_Aim_
Would you extract the whole listing below and retype it exactly?
○ ○ ○
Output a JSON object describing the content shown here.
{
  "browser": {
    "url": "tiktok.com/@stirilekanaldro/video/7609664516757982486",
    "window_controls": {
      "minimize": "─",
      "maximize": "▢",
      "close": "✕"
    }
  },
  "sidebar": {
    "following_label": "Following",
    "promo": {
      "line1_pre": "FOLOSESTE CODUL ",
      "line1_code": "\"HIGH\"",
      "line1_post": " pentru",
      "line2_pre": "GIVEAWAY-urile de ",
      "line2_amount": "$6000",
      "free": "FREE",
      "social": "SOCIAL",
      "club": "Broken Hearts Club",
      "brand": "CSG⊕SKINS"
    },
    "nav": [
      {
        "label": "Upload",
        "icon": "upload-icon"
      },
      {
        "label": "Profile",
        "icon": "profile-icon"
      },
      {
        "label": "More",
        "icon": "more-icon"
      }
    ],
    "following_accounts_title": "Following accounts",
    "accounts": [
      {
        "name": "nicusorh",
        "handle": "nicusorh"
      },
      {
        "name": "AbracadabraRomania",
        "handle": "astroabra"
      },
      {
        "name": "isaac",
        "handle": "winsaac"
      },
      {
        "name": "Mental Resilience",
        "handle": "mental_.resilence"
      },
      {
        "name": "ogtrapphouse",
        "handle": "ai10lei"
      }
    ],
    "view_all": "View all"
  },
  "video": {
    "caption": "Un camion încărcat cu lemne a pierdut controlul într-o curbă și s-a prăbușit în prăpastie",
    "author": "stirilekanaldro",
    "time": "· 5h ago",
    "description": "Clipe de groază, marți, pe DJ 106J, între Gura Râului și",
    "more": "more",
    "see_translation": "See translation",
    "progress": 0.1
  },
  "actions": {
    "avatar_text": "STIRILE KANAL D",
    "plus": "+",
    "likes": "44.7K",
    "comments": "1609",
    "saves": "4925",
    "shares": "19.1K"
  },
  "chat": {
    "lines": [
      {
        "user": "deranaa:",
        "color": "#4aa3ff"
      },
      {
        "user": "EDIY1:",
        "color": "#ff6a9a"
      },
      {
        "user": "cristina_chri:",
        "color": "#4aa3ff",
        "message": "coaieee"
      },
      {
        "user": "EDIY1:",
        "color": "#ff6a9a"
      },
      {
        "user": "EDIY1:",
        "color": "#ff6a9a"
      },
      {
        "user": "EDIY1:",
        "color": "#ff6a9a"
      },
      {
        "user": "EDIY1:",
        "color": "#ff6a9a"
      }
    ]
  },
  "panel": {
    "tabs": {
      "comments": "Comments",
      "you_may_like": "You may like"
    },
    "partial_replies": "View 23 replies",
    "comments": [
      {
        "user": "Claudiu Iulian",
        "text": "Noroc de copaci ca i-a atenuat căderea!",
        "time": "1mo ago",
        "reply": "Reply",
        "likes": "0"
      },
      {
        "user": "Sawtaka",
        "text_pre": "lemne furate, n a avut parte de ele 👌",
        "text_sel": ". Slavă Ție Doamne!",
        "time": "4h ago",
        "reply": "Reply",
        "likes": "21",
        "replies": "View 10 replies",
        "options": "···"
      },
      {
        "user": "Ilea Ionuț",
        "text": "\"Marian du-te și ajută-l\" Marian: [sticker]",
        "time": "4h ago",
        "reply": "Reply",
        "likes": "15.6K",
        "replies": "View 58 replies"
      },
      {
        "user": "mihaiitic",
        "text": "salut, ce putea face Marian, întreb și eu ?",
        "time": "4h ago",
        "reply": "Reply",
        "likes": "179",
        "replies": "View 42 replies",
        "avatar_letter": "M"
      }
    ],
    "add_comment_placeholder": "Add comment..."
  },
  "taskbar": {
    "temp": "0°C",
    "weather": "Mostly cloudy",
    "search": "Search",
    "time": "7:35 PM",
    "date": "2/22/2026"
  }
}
○ ○ ○
_Solution to the exercise_
Output a JSON object describing the content shown here.
{
  "browser": {
    "url": "tiktok.com/@stirilekanaldro/video/7609664516757982486",
    "window_controls": {
      "minimize": "─",
      "maximize": "▢",
      "close": "✕"
    }
  },
  "sidebar": {
    "following_label": "Following",
    "promo": {
      "line1_pre": "FOLOSESTE CODUL ",
      "line1_code": "\"HIGH\"",
      "line1_post": " pentru",
      "line2_pre": "GIVEAWAY-urile de ",
      "line2_amount": "$6000",
      "free": "FREE",
      "social": "SOCIAL",
      "club": "Broken Hearts Club",
      "brand": "CSG⊕SKINS"
    },
    "nav": [
      {
        "label": "Upload",
        "icon": "upload-icon"
      },
      {
        "label": "Profile",
        "icon": "profile-icon"
      },
      {
        "label": "More",
        "icon": "more-icon"
      }
    ],
    "following_accounts_title": "Following accounts",
    "accounts": [
      {
        "name": "nicusorh",
        "handle": "nicusorh"
      },
      {
        "name": "AbracadabraRomania",
        "handle": "astroabra"
      },
      {
        "name": "isaac",
        "handle": "winsaac"
      },
      {
        "name": "Mental Resilience",
        "handle": "mental_.resilence"
      },
      {
        "name": "ogtrapphouse",
        "handle": "ai10lei"
      }
    ],
    "view_all": "View all"
  },
  "video": {
    "caption": "Un camion încărcat cu lemne a pierdut controlul într-o curbă și s-a prăbușit în prăpastie",
    "author": "stirilekanaldro",
    "time": "· 5h ago",
    "description": "Clipe de groază, marți, pe DJ 106J, între Gura Râului și",
    "more": "more",
    "see_translation": "See translation",
    "progress": 0.1
  },
  "actions": {
    "avatar_text": "STIRILE KANAL D",
    "plus": "+",
    "likes": "44.7K",
    "comments": "1609",
    "saves": "4925",
    "shares": "19.1K"
  },
  "chat": {
    "lines": [
      {
        "user": "deranaa:",
        "color": "#4aa3ff"
      },
      {
        "user": "EDIY1:",
        "color": "#ff6a9a"
      },
      {
        "user": "cristina_chri:",
        "color": "#4aa3ff",
        "message": "coaieee"
      },
      {
        "user": "EDIY1:",
        "color": "#ff6a9a"
      },
      {
        "user": "EDIY1:",
        "color": "#ff6a9a"
      },
      {
        "user": "EDIY1:",
        "color": "#ff6a9a"
      },
      {
        "user": "EDIY1:",
        "color": "#ff6a9a"
      }
    ]
  },
  "panel": {
    "tabs": {
      "comments": "Comments",
      "you_may_like": "You may like"
    },
    "partial_replies": "View 23 replies",
    "comments": [
      {
        "user": "Claudiu Iulian",
        "text": "Noroc de copaci ca i-a atenuat căderea!",
        "time": "1mo ago",
        "reply": "Reply",
        "likes": "0"
      },
      {
        "user": "Sawtaka",
        "text_pre": "lemne furate, n a avut parte de ele 👌",
        "text_sel": ". Slavă Ție Doamne!",
        "time": "4h ago",
        "reply": "Reply",
        "likes": "21",
        "replies": "View 10 replies",
        "options": "···"
      },
      {
        "user": "Ilea Ionuț",
        "text": "\"Marian du-te și ajută-l\" Marian: [sticker]",
        "time": "4h ago",
        "reply": "Reply",
        "likes": "15.6K",
        "replies": "View 58 replies"
      },
      {
        "user": "mihaiitic",
        "text": "salut, ce putea face Marian, întreb și eu ?",
        "time": "4h ago",
        "reply": "Reply",
        "likes": "179",
        "replies": "View 42 replies",
        "avatar_letter": "M"
      }
    ],
    "add_comment_placeholder": "Add comment..."
  },
  "taskbar": {
    "temp": "0°C",
    "weather": "Mostly cloudy",
    "search": "Search",
    "time": "7:35 PM",
    "date": "2/22/2026"
  }
}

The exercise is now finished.